What is the number of lines containing "they"? Give only that number.
── Extracted data ──
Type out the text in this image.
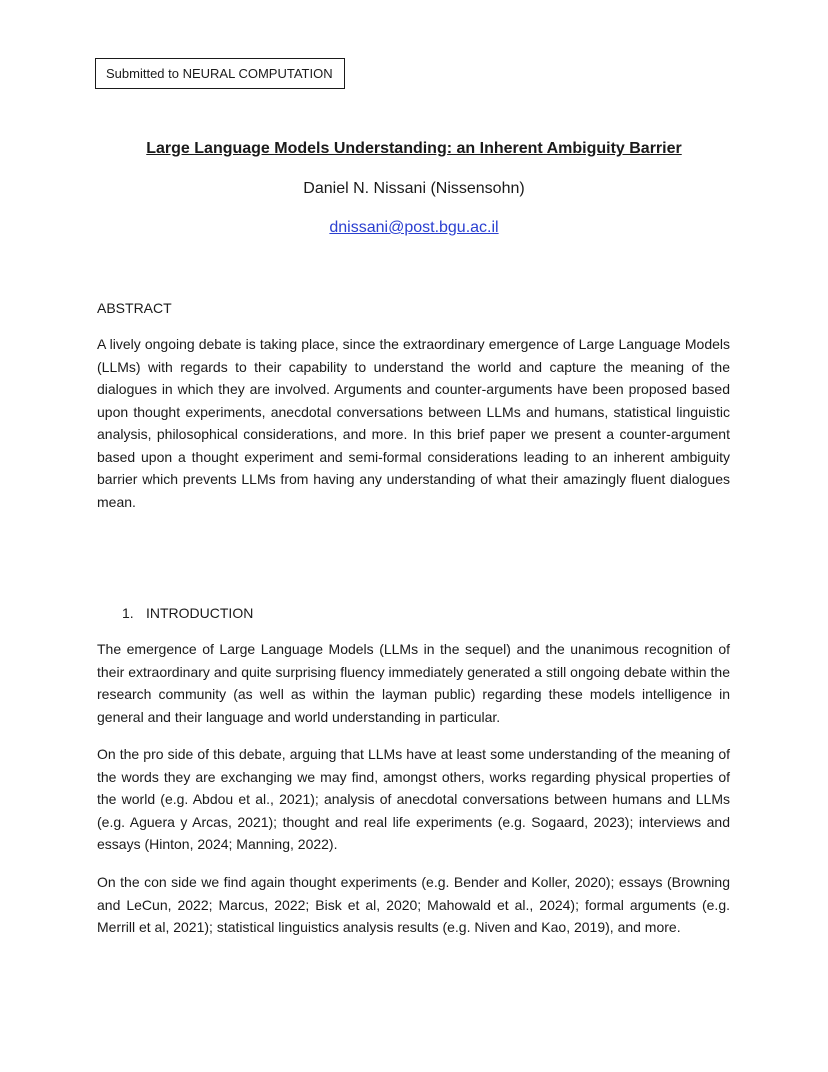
Submitted to NEURAL COMPUTATION
Large Language Models Understanding: an Inherent Ambiguity Barrier
Daniel N. Nissani (Nissensohn)
dnissani@post.bgu.ac.il
ABSTRACT

A lively ongoing debate is taking place, since the extraordinary emergence of Large Language Models (LLMs) with regards to their capability to understand the world and capture the meaning of the dialogues in which they are involved. Arguments and counter-arguments have been proposed based upon thought experiments, anecdotal conversations between LLMs and humans, statistical linguistic analysis, philosophical considerations, and more. In this brief paper we present a counter-argument based upon a thought experiment and semi-formal considerations leading to an inherent ambiguity barrier which prevents LLMs from having any understanding of what their amazingly fluent dialogues mean.

1. INTRODUCTION

The emergence of Large Language Models (LLMs in the sequel) and the unanimous recognition of their extraordinary and quite surprising fluency immediately generated a still ongoing debate within the research community (as well as within the layman public) regarding these models intelligence in general and their language and world understanding in particular.

On the pro side of this debate, arguing that LLMs have at least some understanding of the meaning of the words they are exchanging we may find, amongst others, works regarding physical properties of the world (e.g. Abdou et al., 2021); analysis of anecdotal conversations between humans and LLMs (e.g. Aguera y Arcas, 2021); thought and real life experiments (e.g. Sogaard, 2023); interviews and essays (Hinton, 2024; Manning, 2022).

On the con side we find again thought experiments (e.g. Bender and Koller, 2020); essays (Browning and LeCun, 2022; Marcus, 2022; Bisk et al, 2020; Mahowald et al., 2024); formal arguments (e.g. Merrill et al, 2021); statistical linguistics analysis results (e.g. Niven and Kao, 2019), and more.
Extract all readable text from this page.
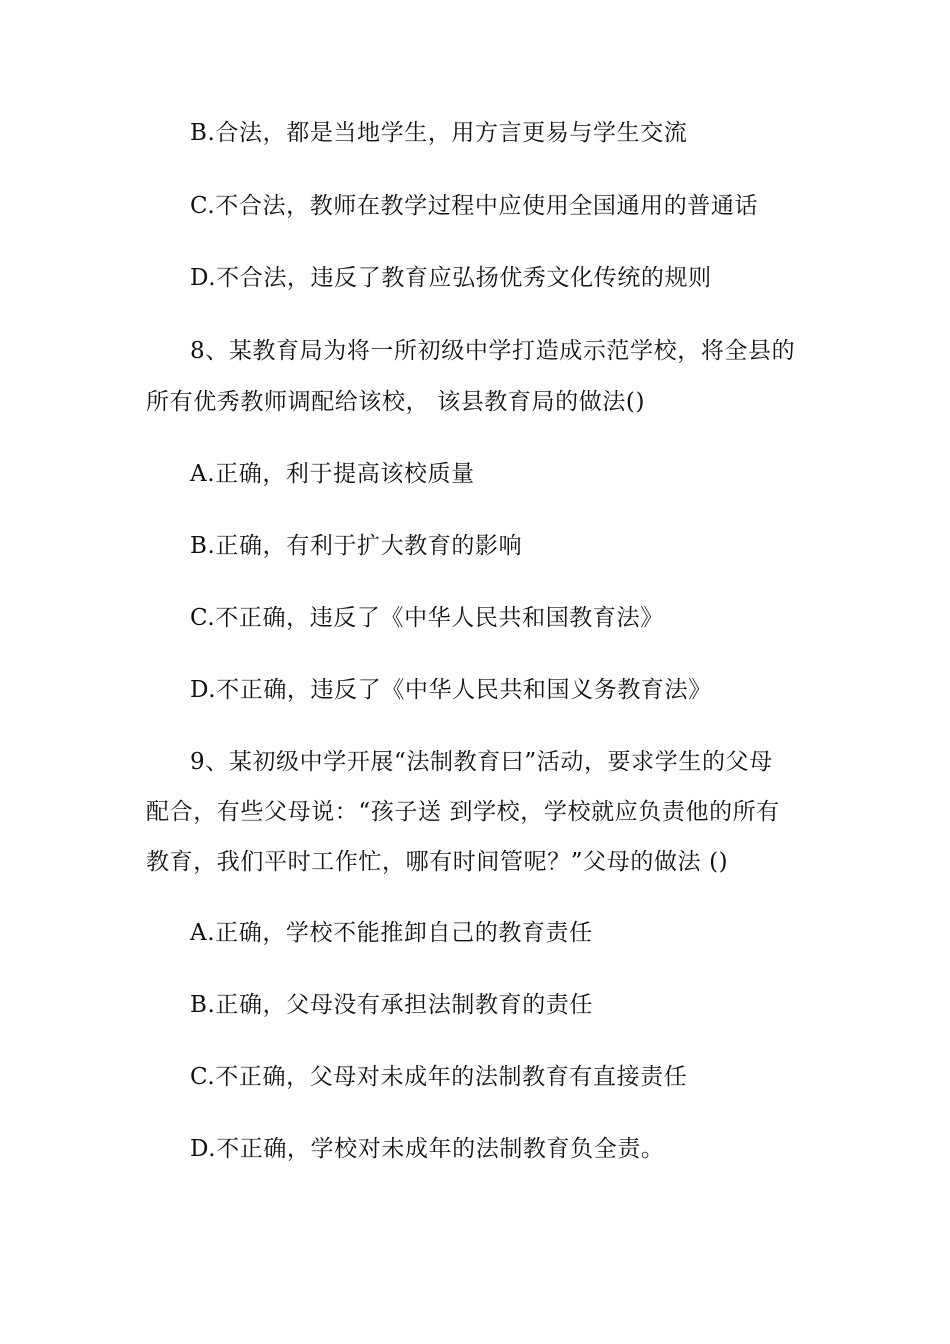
B.合法，都是当地学生，用方言更易与学生交流
C.不合法，教师在教学过程中应使用全国通用的普通话
D.不合法，违反了教育应弘扬优秀文化传统的规则
8、某教育局为将一所初级中学打造成示范学校，将全县的
所有优秀教师调配给该校， 该县教育局的做法()
A.正确，利于提高该校质量
B.正确，有利于扩大教育的影响
C.不正确，违反了《中华人民共和国教育法》
D.不正确，违反了《中华人民共和国义务教育法》
9、某初级中学开展“法制教育曰”活动，要求学生的父母
配合，有些父母说：“孩子送 到学校，学校就应负责他的所有
教育，我们平时工作忙，哪有时间管呢？”父母的做法 ()
A.正确，学校不能推卸自己的教育责任
B.正确，父母没有承担法制教育的责任
C.不正确，父母对未成年的法制教育有直接责任
D.不正确，学校对未成年的法制教育负全责。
───
**Response to the exercise:** 2